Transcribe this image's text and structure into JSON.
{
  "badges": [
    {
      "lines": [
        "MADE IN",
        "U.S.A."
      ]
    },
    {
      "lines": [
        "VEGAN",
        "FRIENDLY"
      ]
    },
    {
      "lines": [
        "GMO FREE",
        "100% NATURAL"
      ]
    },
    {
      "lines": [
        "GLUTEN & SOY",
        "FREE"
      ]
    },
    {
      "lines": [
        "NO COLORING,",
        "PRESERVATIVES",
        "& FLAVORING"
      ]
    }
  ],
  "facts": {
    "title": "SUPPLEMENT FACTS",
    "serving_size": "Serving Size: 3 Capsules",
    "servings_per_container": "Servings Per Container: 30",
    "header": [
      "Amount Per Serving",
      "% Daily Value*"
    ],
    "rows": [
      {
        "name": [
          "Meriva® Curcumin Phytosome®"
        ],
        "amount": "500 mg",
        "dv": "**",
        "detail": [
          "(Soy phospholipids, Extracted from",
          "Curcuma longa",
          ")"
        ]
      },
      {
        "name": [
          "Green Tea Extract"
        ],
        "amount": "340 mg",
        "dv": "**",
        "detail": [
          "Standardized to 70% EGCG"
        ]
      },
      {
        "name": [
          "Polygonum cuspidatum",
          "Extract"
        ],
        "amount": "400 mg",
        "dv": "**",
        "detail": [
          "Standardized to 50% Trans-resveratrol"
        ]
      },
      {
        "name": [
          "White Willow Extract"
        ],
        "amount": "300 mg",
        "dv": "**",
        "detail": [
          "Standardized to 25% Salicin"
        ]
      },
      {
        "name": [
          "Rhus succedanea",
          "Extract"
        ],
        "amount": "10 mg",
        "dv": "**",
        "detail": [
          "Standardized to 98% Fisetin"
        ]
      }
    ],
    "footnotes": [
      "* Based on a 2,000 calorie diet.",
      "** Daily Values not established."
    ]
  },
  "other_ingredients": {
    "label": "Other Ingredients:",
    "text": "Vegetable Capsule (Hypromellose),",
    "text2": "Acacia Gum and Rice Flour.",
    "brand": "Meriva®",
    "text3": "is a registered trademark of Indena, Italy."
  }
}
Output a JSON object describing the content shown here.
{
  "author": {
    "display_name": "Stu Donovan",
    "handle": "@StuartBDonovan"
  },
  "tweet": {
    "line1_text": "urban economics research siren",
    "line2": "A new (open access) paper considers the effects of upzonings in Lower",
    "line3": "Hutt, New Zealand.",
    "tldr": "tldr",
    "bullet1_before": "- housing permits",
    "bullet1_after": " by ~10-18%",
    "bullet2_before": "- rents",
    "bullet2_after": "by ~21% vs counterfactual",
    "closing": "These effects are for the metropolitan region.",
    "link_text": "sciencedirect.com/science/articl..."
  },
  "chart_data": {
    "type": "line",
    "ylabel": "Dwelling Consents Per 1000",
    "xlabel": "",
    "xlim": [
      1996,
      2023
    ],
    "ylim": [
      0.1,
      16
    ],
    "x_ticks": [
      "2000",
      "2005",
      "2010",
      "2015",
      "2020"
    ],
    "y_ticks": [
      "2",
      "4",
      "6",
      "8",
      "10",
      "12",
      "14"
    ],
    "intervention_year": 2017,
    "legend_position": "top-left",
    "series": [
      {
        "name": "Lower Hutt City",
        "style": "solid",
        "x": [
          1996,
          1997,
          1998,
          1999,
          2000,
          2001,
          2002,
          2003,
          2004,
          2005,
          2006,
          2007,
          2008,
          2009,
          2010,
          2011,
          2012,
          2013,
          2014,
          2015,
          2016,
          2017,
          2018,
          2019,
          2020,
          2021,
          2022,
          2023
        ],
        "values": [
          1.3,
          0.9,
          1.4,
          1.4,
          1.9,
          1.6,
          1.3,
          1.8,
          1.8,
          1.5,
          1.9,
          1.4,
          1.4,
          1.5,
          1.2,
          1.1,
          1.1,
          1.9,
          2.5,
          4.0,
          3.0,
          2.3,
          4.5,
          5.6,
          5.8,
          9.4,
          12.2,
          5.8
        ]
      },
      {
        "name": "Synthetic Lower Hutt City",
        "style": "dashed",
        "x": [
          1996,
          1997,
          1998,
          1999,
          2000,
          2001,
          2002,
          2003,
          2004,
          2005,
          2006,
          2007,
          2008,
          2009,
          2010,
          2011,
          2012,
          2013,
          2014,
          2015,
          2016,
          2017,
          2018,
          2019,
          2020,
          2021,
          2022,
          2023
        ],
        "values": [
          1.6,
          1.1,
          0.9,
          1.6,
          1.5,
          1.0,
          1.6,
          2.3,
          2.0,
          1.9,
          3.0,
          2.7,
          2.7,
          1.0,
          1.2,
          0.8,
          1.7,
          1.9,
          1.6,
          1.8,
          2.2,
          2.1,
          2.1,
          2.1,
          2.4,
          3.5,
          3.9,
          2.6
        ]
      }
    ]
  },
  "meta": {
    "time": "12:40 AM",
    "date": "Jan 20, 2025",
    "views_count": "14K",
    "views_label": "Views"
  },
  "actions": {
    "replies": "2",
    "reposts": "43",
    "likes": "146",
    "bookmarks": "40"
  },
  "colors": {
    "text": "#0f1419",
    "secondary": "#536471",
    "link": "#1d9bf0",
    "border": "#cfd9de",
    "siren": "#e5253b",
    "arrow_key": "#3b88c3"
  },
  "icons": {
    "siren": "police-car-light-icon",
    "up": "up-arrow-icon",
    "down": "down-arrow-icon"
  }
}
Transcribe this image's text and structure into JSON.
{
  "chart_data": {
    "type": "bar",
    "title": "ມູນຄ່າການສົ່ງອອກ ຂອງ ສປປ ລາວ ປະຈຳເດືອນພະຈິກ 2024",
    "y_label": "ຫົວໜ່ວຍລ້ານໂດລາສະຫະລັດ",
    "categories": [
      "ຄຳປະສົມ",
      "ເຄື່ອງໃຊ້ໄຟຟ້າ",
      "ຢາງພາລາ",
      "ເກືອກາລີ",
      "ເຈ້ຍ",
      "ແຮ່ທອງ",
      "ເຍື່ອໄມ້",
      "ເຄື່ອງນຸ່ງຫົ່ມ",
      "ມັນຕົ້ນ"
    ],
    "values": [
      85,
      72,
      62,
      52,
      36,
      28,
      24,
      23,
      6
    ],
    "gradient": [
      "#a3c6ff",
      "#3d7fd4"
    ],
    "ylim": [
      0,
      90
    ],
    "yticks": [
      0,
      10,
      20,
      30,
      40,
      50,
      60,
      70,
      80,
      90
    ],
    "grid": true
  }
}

########################################

◆ **What the task asks**:
Quote all of the entries verbatim.

◆ **Task response**:
Transcribe this image's text and structure into JSON.
{
  "badges": [
    {
      "lines": [
        "MADE IN",
        "U.S.A."
      ]
    },
    {
      "lines": [
        "VEGAN",
        "FRIENDLY"
      ]
    },
    {
      "lines": [
        "GMO FREE",
        "100% NATURAL"
      ]
    },
    {
      "lines": [
        "GLUTEN & SOY",
        "FREE"
      ]
    },
    {
      "lines": [
        "NO COLORING,",
        "PRESERVATIVES",
        "& FLAVORING"
      ]
    }
  ],
  "facts": {
    "title": "SUPPLEMENT FACTS",
    "serving_size": "Serving Size: 3 Capsules",
    "servings_per_container": "Servings Per Container: 30",
    "header": [
      "Amount Per Serving",
      "% Daily Value*"
    ],
    "rows": [
      {
        "name": [
          "Meriva® Curcumin Phytosome®"
        ],
        "amount": "500 mg",
        "dv": "**",
        "detail": [
          "(Soy phospholipids, Extracted from",
          "Curcuma longa",
          ")"
        ]
      },
      {
        "name": [
          "Green Tea Extract"
        ],
        "amount": "340 mg",
        "dv": "**",
        "detail": [
          "Standardized to 70% EGCG"
        ]
      },
      {
        "name": [
          "Polygonum cuspidatum",
          "Extract"
        ],
        "amount": "400 mg",
        "dv": "**",
        "detail": [
          "Standardized to 50% Trans-resveratrol"
        ]
      },
      {
        "name": [
          "White Willow Extract"
        ],
        "amount": "300 mg",
        "dv": "**",
        "detail": [
          "Standardized to 25% Salicin"
        ]
      },
      {
        "name": [
          "Rhus succedanea",
          "Extract"
        ],
        "amount": "10 mg",
        "dv": "**",
        "detail": [
          "Standardized to 98% Fisetin"
        ]
      }
    ],
    "footnotes": [
      "* Based on a 2,000 calorie diet.",
      "** Daily Values not established."
    ]
  },
  "other_ingredients": {
    "label": "Other Ingredients:",
    "text": "Vegetable Capsule (Hypromellose),",
    "text2": "Acacia Gum and Rice Flour.",
    "brand": "Meriva®",
    "text3": "is a registered trademark of Indena, Italy."
  }
}
Output a JSON object describing the content shown here.
{
  "author": {
    "display_name": "Stu Donovan",
    "handle": "@StuartBDonovan"
  },
  "tweet": {
    "line1_text": "urban economics research siren",
    "line2": "A new (open access) paper considers the effects of upzonings in Lower",
    "line3": "Hutt, New Zealand.",
    "tldr": "tldr",
    "bullet1_before": "- housing permits",
    "bullet1_after": " by ~10-18%",
    "bullet2_before": "- rents",
    "bullet2_after": "by ~21% vs counterfactual",
    "closing": "These effects are for the metropolitan region.",
    "link_text": "sciencedirect.com/science/articl..."
  },
  "chart_data": {
    "type": "line",
    "ylabel": "Dwelling Consents Per 1000",
    "xlabel": "",
    "xlim": [
      1996,
      2023
    ],
    "ylim": [
      0.1,
      16
    ],
    "x_ticks": [
      "2000",
      "2005",
      "2010",
      "2015",
      "2020"
    ],
    "y_ticks": [
      "2",
      "4",
      "6",
      "8",
      "10",
      "12",
      "14"
    ],
    "intervention_year": 2017,
    "legend_position": "top-left",
    "series": [
      {
        "name": "Lower Hutt City",
        "style": "solid",
        "x": [
          1996,
          1997,
          1998,
          1999,
          2000,
          2001,
          2002,
          2003,
          2004,
          2005,
          2006,
          2007,
          2008,
          2009,
          2010,
          2011,
          2012,
          2013,
          2014,
          2015,
          2016,
          2017,
          2018,
          2019,
          2020,
          2021,
          2022,
          2023
        ],
        "values": [
          1.3,
          0.9,
          1.4,
          1.4,
          1.9,
          1.6,
          1.3,
          1.8,
          1.8,
          1.5,
          1.9,
          1.4,
          1.4,
          1.5,
          1.2,
          1.1,
          1.1,
          1.9,
          2.5,
          4.0,
          3.0,
          2.3,
          4.5,
          5.6,
          5.8,
          9.4,
          12.2,
          5.8
        ]
      },
      {
        "name": "Synthetic Lower Hutt City",
        "style": "dashed",
        "x": [
          1996,
          1997,
          1998,
          1999,
          2000,
          2001,
          2002,
          2003,
          2004,
          2005,
          2006,
          2007,
          2008,
          2009,
          2010,
          2011,
          2012,
          2013,
          2014,
          2015,
          2016,
          2017,
          2018,
          2019,
          2020,
          2021,
          2022,
          2023
        ],
        "values": [
          1.6,
          1.1,
          0.9,
          1.6,
          1.5,
          1.0,
          1.6,
          2.3,
          2.0,
          1.9,
          3.0,
          2.7,
          2.7,
          1.0,
          1.2,
          0.8,
          1.7,
          1.9,
          1.6,
          1.8,
          2.2,
          2.1,
          2.1,
          2.1,
          2.4,
          3.5,
          3.9,
          2.6
        ]
      }
    ]
  },
  "meta": {
    "time": "12:40 AM",
    "date": "Jan 20, 2025",
    "views_count": "14K",
    "views_label": "Views"
  },
  "actions": {
    "replies": "2",
    "reposts": "43",
    "likes": "146",
    "bookmarks": "40"
  },
  "colors": {
    "text": "#0f1419",
    "secondary": "#536471",
    "link": "#1d9bf0",
    "border": "#cfd9de",
    "siren": "#e5253b",
    "arrow_key": "#3b88c3"
  },
  "icons": {
    "siren": "police-car-light-icon",
    "up": "up-arrow-icon",
    "down": "down-arrow-icon"
  }
}
Transcribe this image's text and structure into JSON.
{
  "chart_data": {
    "type": "bar",
    "title": "ມູນຄ່າການສົ່ງອອກ ຂອງ ສປປ ລາວ ປະຈຳເດືອນພະຈິກ 2024",
    "y_label": "ຫົວໜ່ວຍລ້ານໂດລາສະຫະລັດ",
    "categories": [
      "ຄຳປະສົມ",
      "ເຄື່ອງໃຊ້ໄຟຟ້າ",
      "ຢາງພາລາ",
      "ເກືອກາລີ",
      "ເຈ້ຍ",
      "ແຮ່ທອງ",
      "ເຍື່ອໄມ້",
      "ເຄື່ອງນຸ່ງຫົ່ມ",
      "ມັນຕົ້ນ"
    ],
    "values": [
      85,
      72,
      62,
      52,
      36,
      28,
      24,
      23,
      6
    ],
    "gradient": [
      "#a3c6ff",
      "#3d7fd4"
    ],
    "ylim": [
      0,
      90
    ],
    "yticks": [
      0,
      10,
      20,
      30,
      40,
      50,
      60,
      70,
      80,
      90
    ],
    "grid": true
  }
}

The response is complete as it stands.